[Stored dataset items]
◆ ◆ ◆ ◆ ◆

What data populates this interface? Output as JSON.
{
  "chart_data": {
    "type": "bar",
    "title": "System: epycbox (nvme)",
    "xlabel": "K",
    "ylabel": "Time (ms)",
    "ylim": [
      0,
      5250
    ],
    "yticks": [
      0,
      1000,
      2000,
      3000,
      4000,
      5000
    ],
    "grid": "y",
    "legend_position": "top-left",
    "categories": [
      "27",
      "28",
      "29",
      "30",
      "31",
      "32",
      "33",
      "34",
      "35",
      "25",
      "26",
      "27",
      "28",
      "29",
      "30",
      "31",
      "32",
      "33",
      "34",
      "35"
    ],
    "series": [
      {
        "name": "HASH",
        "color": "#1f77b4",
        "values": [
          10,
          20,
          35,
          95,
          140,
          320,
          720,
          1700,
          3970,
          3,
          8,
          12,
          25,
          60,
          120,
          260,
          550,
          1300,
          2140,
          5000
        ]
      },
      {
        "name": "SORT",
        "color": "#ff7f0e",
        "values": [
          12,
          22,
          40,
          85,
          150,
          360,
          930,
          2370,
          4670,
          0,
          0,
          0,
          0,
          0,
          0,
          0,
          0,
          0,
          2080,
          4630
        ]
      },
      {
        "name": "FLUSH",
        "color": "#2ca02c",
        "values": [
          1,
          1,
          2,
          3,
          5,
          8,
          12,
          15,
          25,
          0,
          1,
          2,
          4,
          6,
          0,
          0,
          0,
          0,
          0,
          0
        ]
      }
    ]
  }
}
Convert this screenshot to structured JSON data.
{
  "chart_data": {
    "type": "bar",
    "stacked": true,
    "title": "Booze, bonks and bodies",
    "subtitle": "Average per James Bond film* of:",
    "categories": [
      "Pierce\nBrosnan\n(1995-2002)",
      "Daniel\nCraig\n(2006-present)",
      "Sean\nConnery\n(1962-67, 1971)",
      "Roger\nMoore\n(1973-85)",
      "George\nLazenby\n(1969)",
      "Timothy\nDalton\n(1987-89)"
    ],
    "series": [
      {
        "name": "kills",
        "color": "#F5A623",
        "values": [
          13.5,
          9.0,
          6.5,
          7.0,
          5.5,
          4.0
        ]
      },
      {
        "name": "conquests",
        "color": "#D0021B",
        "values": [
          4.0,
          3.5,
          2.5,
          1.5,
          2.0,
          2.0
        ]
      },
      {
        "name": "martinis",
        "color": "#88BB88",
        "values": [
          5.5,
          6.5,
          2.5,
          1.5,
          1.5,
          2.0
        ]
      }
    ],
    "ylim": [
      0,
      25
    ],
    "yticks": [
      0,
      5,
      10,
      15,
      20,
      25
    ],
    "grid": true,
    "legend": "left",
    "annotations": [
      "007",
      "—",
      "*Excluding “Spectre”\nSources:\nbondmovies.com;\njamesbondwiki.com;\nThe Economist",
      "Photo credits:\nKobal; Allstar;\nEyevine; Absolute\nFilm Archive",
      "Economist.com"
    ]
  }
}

◆ ◆ ◆ ◆ ◆

> **DIRECTIVE**:
Identify every line above with the string "JSON" in it. Copy those lines.

> **THE OUTPUT**:
What data populates this interface? Output as JSON.
Convert this screenshot to structured JSON data.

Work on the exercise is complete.